→ **Task description**
In the following material, identify every line holding the string "HOME" and return it.

Saved entries
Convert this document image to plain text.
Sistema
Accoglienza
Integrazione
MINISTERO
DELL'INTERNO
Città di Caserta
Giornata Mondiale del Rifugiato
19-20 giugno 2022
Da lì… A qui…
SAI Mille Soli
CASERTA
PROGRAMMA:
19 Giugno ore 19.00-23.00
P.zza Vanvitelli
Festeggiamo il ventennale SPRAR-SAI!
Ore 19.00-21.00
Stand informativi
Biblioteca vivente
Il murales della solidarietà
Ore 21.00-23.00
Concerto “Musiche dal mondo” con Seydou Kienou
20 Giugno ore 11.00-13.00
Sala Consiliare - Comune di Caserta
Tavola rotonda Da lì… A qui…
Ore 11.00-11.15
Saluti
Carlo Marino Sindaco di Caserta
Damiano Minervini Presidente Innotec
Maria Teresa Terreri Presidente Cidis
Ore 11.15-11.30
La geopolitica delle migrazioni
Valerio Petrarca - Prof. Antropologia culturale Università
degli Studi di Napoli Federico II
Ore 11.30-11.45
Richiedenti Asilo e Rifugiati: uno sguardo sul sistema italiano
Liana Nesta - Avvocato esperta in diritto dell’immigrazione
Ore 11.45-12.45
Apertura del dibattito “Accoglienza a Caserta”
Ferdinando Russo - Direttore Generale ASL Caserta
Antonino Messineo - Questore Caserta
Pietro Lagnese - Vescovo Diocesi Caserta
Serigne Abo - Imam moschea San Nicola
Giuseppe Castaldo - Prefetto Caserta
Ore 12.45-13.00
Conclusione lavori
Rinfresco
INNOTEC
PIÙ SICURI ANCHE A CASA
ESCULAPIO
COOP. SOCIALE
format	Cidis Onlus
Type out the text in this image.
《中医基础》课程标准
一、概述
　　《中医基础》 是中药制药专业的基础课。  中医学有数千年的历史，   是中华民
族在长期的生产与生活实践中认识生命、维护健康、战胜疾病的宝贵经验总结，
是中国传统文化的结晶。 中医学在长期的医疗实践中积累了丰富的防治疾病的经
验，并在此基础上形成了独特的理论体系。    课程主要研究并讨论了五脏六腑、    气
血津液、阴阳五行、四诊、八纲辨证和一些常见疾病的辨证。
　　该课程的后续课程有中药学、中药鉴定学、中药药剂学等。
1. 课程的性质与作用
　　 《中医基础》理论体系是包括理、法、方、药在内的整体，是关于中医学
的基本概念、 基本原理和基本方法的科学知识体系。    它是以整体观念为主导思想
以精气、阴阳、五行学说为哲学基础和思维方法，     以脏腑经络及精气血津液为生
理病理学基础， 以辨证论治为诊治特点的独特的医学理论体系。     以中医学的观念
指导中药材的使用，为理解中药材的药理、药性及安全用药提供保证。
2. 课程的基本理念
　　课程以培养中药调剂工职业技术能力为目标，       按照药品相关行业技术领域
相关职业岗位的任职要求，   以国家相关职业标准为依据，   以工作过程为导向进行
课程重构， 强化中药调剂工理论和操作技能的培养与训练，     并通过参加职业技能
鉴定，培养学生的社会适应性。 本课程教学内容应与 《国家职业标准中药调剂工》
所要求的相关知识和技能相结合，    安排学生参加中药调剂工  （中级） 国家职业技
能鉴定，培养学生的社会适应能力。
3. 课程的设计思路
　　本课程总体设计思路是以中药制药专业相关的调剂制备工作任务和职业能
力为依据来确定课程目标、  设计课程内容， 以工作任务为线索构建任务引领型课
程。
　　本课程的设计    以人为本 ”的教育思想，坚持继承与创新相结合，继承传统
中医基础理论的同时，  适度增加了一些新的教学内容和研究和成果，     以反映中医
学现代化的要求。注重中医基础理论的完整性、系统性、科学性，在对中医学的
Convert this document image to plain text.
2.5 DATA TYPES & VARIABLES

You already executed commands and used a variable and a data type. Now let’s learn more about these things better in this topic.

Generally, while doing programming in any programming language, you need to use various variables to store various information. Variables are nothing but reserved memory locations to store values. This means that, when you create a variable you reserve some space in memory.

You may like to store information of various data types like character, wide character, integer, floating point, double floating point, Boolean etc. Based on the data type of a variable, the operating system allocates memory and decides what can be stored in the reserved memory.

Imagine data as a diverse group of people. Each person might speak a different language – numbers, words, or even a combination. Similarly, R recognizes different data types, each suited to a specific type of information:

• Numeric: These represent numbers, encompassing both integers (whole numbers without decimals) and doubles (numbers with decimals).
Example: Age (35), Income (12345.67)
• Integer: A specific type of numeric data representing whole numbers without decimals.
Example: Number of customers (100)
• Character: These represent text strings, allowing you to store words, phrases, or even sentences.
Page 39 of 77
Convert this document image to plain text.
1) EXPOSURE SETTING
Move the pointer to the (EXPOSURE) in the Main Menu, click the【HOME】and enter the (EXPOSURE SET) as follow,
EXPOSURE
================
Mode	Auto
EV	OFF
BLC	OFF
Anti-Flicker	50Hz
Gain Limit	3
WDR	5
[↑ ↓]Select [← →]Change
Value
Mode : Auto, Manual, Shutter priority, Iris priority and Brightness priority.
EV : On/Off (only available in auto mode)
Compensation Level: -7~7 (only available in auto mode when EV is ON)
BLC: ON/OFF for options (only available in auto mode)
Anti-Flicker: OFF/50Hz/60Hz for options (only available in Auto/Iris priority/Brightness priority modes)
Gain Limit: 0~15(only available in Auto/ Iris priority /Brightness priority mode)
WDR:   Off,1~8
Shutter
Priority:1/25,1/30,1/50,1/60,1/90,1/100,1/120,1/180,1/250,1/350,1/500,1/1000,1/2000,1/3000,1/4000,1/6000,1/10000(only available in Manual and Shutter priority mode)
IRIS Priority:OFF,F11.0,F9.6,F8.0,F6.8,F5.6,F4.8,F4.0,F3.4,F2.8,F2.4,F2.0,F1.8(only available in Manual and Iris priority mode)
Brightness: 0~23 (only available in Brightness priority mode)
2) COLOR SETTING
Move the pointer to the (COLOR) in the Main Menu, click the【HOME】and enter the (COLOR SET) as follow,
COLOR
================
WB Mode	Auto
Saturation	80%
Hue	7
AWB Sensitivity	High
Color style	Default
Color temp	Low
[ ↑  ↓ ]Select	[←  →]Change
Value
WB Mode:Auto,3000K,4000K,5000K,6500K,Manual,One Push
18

→ **Task response**
Move the pointer to the (EXPOSURE) in the Main Menu, click the【HOME】and enter the (EXPOSURE SET) as follow,
Move the pointer to the (COLOR) in the Main Menu, click the【HOME】and enter the (COLOR SET) as follow,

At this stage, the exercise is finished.